● Short exercise: Gather up the lines with the word "data" in them.

● Input rows:

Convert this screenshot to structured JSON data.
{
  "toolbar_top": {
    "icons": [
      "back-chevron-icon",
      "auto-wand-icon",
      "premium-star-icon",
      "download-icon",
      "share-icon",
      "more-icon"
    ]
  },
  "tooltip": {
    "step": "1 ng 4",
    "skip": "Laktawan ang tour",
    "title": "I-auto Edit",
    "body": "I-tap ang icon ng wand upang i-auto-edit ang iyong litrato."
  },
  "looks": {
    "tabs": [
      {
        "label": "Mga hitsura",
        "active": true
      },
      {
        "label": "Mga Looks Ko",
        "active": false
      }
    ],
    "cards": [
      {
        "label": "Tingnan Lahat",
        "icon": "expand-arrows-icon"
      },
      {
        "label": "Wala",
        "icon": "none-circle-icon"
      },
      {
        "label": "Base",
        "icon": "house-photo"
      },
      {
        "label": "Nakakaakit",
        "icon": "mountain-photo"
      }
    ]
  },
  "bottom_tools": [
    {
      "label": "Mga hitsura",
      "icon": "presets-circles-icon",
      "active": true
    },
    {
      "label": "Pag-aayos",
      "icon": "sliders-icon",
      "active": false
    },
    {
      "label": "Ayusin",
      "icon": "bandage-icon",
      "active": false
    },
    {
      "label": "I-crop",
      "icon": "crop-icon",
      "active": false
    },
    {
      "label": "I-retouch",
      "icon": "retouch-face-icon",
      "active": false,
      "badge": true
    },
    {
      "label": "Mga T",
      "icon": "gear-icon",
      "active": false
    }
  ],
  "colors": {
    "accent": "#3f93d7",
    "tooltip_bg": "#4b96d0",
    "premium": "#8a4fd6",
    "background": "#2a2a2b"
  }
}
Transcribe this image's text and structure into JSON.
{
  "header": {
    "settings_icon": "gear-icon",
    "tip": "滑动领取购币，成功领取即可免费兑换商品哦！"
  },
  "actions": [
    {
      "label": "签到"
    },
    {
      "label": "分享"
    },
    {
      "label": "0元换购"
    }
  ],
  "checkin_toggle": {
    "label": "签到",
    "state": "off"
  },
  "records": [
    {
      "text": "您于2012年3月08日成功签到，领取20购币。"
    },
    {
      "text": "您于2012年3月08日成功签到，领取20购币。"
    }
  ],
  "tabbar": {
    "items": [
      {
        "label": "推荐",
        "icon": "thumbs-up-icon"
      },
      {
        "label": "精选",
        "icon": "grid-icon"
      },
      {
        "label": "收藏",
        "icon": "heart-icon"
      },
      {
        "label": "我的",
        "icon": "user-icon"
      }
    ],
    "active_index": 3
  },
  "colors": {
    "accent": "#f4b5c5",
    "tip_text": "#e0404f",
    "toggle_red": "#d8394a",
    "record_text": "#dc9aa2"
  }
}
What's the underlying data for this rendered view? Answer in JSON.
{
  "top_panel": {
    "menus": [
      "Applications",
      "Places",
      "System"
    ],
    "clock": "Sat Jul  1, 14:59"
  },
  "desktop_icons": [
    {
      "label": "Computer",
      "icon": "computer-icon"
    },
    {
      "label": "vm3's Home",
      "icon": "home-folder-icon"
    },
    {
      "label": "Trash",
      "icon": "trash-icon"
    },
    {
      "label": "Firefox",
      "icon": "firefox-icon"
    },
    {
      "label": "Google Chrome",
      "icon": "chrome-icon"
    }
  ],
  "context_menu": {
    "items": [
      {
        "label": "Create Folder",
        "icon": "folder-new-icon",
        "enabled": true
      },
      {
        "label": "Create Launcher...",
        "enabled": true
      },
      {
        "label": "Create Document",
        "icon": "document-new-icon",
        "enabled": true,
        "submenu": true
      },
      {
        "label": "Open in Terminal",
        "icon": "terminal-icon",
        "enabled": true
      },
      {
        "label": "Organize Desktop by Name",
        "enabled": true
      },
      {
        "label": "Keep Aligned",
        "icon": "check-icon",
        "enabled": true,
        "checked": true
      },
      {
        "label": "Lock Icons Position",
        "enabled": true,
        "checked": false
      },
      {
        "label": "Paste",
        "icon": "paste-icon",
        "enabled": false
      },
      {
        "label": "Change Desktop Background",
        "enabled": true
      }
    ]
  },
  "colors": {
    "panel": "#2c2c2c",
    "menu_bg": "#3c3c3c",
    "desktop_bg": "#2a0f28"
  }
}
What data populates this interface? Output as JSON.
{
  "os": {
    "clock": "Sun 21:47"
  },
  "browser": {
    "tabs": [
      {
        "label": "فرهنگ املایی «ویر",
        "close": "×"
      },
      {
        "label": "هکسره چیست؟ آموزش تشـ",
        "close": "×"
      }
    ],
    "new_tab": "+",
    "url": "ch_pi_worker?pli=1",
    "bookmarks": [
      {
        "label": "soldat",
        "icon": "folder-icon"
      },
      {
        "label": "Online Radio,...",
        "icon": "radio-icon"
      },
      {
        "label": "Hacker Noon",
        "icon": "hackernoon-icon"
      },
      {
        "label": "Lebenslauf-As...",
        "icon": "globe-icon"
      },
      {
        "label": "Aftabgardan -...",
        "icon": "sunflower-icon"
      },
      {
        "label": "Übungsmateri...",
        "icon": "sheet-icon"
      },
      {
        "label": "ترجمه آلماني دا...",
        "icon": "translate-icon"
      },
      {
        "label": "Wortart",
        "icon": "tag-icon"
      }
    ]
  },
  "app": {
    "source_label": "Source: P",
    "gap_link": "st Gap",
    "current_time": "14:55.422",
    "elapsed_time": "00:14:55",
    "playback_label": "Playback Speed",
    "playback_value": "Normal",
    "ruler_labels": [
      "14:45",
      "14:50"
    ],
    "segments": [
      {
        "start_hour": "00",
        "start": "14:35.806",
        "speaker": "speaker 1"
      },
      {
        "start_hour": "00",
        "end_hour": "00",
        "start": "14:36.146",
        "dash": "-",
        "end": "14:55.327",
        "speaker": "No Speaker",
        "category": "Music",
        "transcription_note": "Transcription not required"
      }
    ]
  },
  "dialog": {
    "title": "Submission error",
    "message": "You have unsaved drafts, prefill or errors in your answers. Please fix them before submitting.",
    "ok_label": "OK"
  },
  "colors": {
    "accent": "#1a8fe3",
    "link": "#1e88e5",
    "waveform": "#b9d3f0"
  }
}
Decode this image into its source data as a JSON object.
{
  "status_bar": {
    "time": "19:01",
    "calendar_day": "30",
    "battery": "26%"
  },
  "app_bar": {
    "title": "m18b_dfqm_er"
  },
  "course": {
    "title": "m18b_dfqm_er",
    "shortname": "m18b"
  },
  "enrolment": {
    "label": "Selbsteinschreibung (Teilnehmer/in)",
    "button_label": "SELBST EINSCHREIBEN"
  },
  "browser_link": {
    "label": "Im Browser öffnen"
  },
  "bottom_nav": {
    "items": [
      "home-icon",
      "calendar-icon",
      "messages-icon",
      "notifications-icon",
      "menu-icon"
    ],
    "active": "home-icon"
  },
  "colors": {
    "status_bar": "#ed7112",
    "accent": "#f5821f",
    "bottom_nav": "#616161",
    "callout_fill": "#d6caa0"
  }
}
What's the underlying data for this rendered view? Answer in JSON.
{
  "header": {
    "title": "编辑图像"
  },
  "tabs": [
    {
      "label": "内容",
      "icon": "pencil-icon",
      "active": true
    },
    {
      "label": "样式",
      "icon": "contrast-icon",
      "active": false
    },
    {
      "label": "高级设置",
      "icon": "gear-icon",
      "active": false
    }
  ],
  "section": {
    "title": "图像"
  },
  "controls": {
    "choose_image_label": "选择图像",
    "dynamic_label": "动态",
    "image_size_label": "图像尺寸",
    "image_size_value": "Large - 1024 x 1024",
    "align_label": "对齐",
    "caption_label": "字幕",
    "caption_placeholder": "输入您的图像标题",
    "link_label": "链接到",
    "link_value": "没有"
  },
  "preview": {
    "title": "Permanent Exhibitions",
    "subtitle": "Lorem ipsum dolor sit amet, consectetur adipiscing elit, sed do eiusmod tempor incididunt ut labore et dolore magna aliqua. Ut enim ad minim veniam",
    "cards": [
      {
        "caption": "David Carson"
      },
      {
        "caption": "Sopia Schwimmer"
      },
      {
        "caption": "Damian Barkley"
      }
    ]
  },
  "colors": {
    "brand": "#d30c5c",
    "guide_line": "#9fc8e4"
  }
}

● Task result:
Convert this screenshot to structured JSON data.
What's the underlying data for this rendered view? Answer in JSON.
What data populates this interface? Output as JSON.
Decode this image into its source data as a JSON object.
What's the underlying data for this rendered view? Answer in JSON.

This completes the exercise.